(Excerpts from a figure dataset)

>>

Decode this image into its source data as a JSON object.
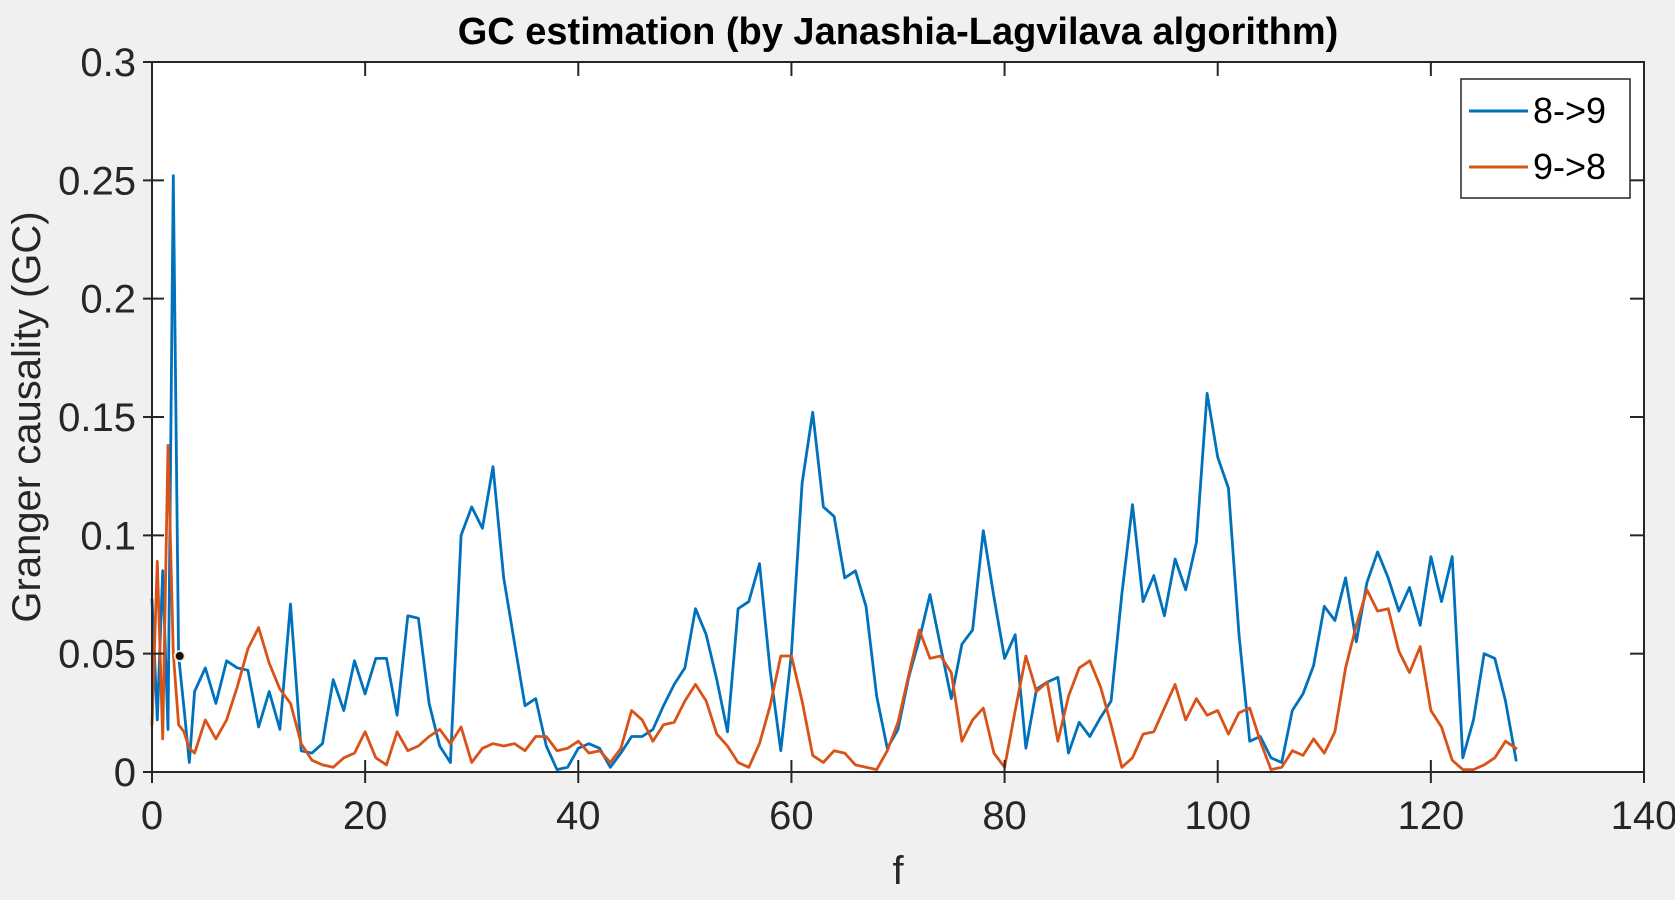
{
  "window": {
    "background_color": "#F0F0F0",
    "plot_background_color": "#FFFFFF",
    "axis_color": "#262626"
  },
  "chart_data": {
    "type": "line",
    "title": "GC estimation (by Janashia-Lagvilava algorithm)",
    "xlabel": "f",
    "ylabel": "Granger causality (GC)",
    "xlim": [
      0,
      140
    ],
    "ylim": [
      0,
      0.3
    ],
    "grid": false,
    "legend_position": "top-right",
    "x_ticks": [
      0,
      20,
      40,
      60,
      80,
      100,
      120,
      140
    ],
    "x_tick_labels": [
      "0",
      "20",
      "40",
      "60",
      "80",
      "100",
      "120",
      "140"
    ],
    "y_ticks": [
      0,
      0.05,
      0.1,
      0.15,
      0.2,
      0.25,
      0.3
    ],
    "y_tick_labels": [
      "0",
      "0.05",
      "0.1",
      "0.15",
      "0.2",
      "0.25",
      "0.3"
    ],
    "x": [
      0,
      0.5,
      1,
      1.5,
      2,
      2.5,
      3,
      3.5,
      4,
      5,
      6,
      7,
      8,
      9,
      10,
      11,
      12,
      13,
      14,
      15,
      16,
      17,
      18,
      19,
      20,
      21,
      22,
      23,
      24,
      25,
      26,
      27,
      28,
      29,
      30,
      31,
      32,
      33,
      34,
      35,
      36,
      37,
      38,
      39,
      40,
      41,
      42,
      43,
      44,
      45,
      46,
      47,
      48,
      49,
      50,
      51,
      52,
      53,
      54,
      55,
      56,
      57,
      58,
      59,
      60,
      61,
      62,
      63,
      64,
      65,
      66,
      67,
      68,
      69,
      70,
      71,
      72,
      73,
      74,
      75,
      76,
      77,
      78,
      79,
      80,
      81,
      82,
      83,
      84,
      85,
      86,
      87,
      88,
      89,
      90,
      91,
      92,
      93,
      94,
      95,
      96,
      97,
      98,
      99,
      100,
      101,
      102,
      103,
      104,
      105,
      106,
      107,
      108,
      109,
      110,
      111,
      112,
      113,
      114,
      115,
      116,
      117,
      118,
      119,
      120,
      121,
      122,
      123,
      124,
      125,
      126,
      127,
      128
    ],
    "series": [
      {
        "name": "8->9",
        "color": "#0072BD",
        "values": [
          0.073,
          0.022,
          0.085,
          0.018,
          0.252,
          0.049,
          0.027,
          0.004,
          0.034,
          0.044,
          0.029,
          0.047,
          0.044,
          0.043,
          0.019,
          0.034,
          0.018,
          0.071,
          0.009,
          0.008,
          0.012,
          0.039,
          0.026,
          0.047,
          0.033,
          0.048,
          0.048,
          0.024,
          0.066,
          0.065,
          0.029,
          0.011,
          0.004,
          0.1,
          0.112,
          0.103,
          0.129,
          0.082,
          0.055,
          0.028,
          0.031,
          0.011,
          0.001,
          0.002,
          0.01,
          0.012,
          0.01,
          0.002,
          0.008,
          0.015,
          0.015,
          0.018,
          0.028,
          0.037,
          0.044,
          0.069,
          0.058,
          0.039,
          0.017,
          0.069,
          0.072,
          0.088,
          0.043,
          0.009,
          0.05,
          0.122,
          0.152,
          0.112,
          0.108,
          0.082,
          0.085,
          0.07,
          0.032,
          0.01,
          0.018,
          0.04,
          0.056,
          0.075,
          0.053,
          0.031,
          0.054,
          0.06,
          0.102,
          0.074,
          0.048,
          0.058,
          0.01,
          0.035,
          0.038,
          0.04,
          0.008,
          0.021,
          0.015,
          0.023,
          0.03,
          0.075,
          0.113,
          0.072,
          0.083,
          0.066,
          0.09,
          0.077,
          0.097,
          0.16,
          0.133,
          0.12,
          0.058,
          0.013,
          0.015,
          0.006,
          0.004,
          0.026,
          0.033,
          0.045,
          0.07,
          0.064,
          0.082,
          0.055,
          0.08,
          0.093,
          0.082,
          0.068,
          0.078,
          0.062,
          0.091,
          0.072,
          0.091,
          0.006,
          0.022,
          0.05,
          0.048,
          0.03,
          0.005
        ]
      },
      {
        "name": "9->8",
        "color": "#D95319",
        "values": [
          0.02,
          0.089,
          0.014,
          0.138,
          0.05,
          0.02,
          0.017,
          0.01,
          0.008,
          0.022,
          0.014,
          0.022,
          0.036,
          0.052,
          0.061,
          0.046,
          0.035,
          0.029,
          0.012,
          0.005,
          0.003,
          0.002,
          0.006,
          0.008,
          0.017,
          0.006,
          0.003,
          0.017,
          0.009,
          0.011,
          0.015,
          0.018,
          0.012,
          0.019,
          0.004,
          0.01,
          0.012,
          0.011,
          0.012,
          0.009,
          0.015,
          0.015,
          0.009,
          0.01,
          0.013,
          0.008,
          0.009,
          0.004,
          0.01,
          0.026,
          0.022,
          0.013,
          0.02,
          0.021,
          0.03,
          0.037,
          0.03,
          0.016,
          0.011,
          0.004,
          0.002,
          0.012,
          0.028,
          0.049,
          0.049,
          0.03,
          0.007,
          0.004,
          0.009,
          0.008,
          0.003,
          0.002,
          0.001,
          0.009,
          0.021,
          0.041,
          0.06,
          0.048,
          0.049,
          0.042,
          0.013,
          0.022,
          0.027,
          0.008,
          0.002,
          0.026,
          0.049,
          0.034,
          0.038,
          0.013,
          0.032,
          0.044,
          0.047,
          0.036,
          0.02,
          0.002,
          0.006,
          0.016,
          0.017,
          0.027,
          0.037,
          0.022,
          0.031,
          0.024,
          0.026,
          0.016,
          0.025,
          0.027,
          0.013,
          0.001,
          0.002,
          0.009,
          0.007,
          0.014,
          0.008,
          0.017,
          0.044,
          0.062,
          0.077,
          0.068,
          0.069,
          0.051,
          0.042,
          0.053,
          0.026,
          0.019,
          0.005,
          0.001,
          0.001,
          0.003,
          0.006,
          0.013,
          0.01
        ]
      }
    ],
    "marker_point": {
      "x": 2.6,
      "y": 0.049,
      "color": "#111111"
    }
  },
  "legend": {
    "entries": [
      {
        "label": "8->9",
        "color": "#0072BD"
      },
      {
        "label": "9->8",
        "color": "#D95319"
      }
    ]
  }
}
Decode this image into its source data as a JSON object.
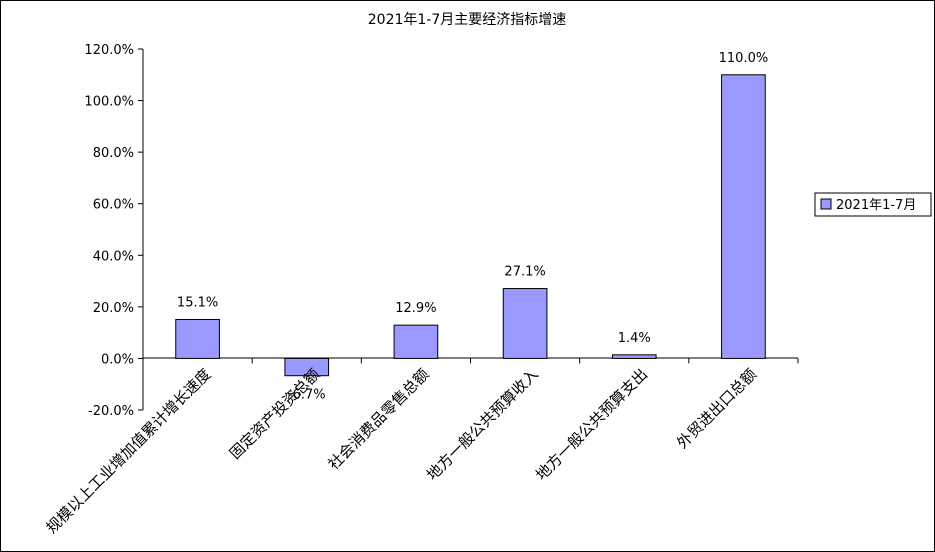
{
  "chart_data": {
    "type": "bar",
    "title": "2021年1-7月主要经济指标增速",
    "categories": [
      "规模以上工业增加值累计增长速度",
      "固定资产投资总额",
      "社会消费品零售总额",
      "地方一般公共预算收入",
      "地方一般公共预算支出",
      "外贸进出口总额"
    ],
    "series": [
      {
        "name": "2021年1-7月",
        "values": [
          15.1,
          -6.7,
          12.9,
          27.1,
          1.4,
          110.0
        ],
        "labels": [
          "15.1%",
          "-6.7%",
          "12.9%",
          "27.1%",
          "1.4%",
          "110.0%"
        ]
      }
    ],
    "yticks": [
      "120.0%",
      "100.0%",
      "80.0%",
      "60.0%",
      "40.0%",
      "20.0%",
      "0.0%",
      "-20.0%"
    ],
    "ylim": [
      -20,
      120
    ],
    "grid": false,
    "legend_position": "right",
    "colors": {
      "bar_fill": "#9999ff",
      "bar_stroke": "#000000"
    }
  }
}
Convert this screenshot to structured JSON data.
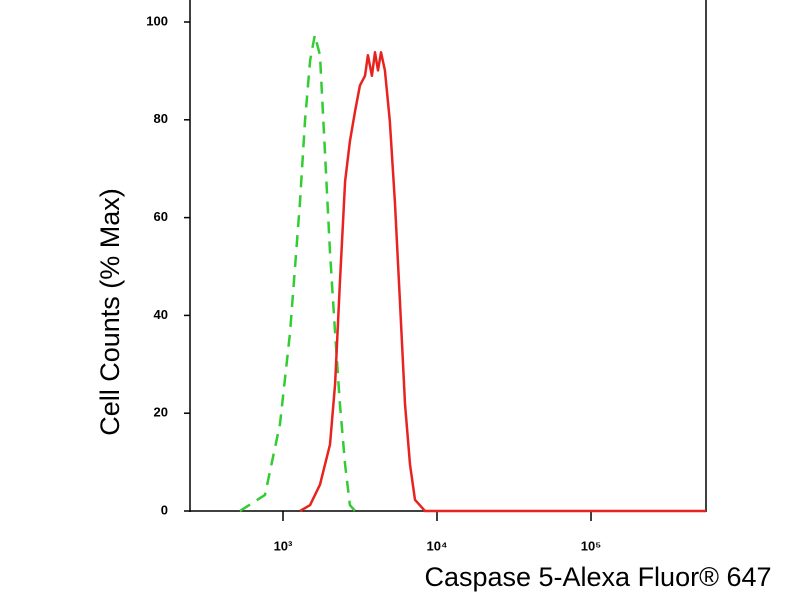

<<

Look back over the material above and state how many lines hold the word "right". Write the number and nothing else.

2